* BEGIN Dataset content *
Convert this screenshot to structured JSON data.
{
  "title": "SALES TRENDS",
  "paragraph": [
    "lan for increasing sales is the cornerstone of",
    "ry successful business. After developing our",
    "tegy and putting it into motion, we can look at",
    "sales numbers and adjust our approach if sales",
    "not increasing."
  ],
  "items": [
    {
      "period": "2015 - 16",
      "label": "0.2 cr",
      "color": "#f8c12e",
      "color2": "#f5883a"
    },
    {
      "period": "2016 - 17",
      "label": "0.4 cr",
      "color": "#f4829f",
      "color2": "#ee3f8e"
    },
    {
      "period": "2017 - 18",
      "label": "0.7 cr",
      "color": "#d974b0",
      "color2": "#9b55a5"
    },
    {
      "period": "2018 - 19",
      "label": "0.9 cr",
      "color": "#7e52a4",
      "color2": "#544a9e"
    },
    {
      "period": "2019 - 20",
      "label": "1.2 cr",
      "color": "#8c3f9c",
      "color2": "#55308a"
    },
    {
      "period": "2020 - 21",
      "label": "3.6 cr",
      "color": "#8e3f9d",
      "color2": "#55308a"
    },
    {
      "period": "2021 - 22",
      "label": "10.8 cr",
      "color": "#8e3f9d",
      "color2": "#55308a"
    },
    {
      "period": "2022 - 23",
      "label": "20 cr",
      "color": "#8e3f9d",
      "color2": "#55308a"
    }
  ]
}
* END Dataset content *
Repeat every entry exactly as written above.

Final answer ▸
Convert this screenshot to structured JSON data.
{
  "title": "SALES TRENDS",
  "paragraph": [
    "lan for increasing sales is the cornerstone of",
    "ry successful business. After developing our",
    "tegy and putting it into motion, we can look at",
    "sales numbers and adjust our approach if sales",
    "not increasing."
  ],
  "items": [
    {
      "period": "2015 - 16",
      "label": "0.2 cr",
      "color": "#f8c12e",
      "color2": "#f5883a"
    },
    {
      "period": "2016 - 17",
      "label": "0.4 cr",
      "color": "#f4829f",
      "color2": "#ee3f8e"
    },
    {
      "period": "2017 - 18",
      "label": "0.7 cr",
      "color": "#d974b0",
      "color2": "#9b55a5"
    },
    {
      "period": "2018 - 19",
      "label": "0.9 cr",
      "color": "#7e52a4",
      "color2": "#544a9e"
    },
    {
      "period": "2019 - 20",
      "label": "1.2 cr",
      "color": "#8c3f9c",
      "color2": "#55308a"
    },
    {
      "period": "2020 - 21",
      "label": "3.6 cr",
      "color": "#8e3f9d",
      "color2": "#55308a"
    },
    {
      "period": "2021 - 22",
      "label": "10.8 cr",
      "color": "#8e3f9d",
      "color2": "#55308a"
    },
    {
      "period": "2022 - 23",
      "label": "20 cr",
      "color": "#8e3f9d",
      "color2": "#55308a"
    }
  ]
}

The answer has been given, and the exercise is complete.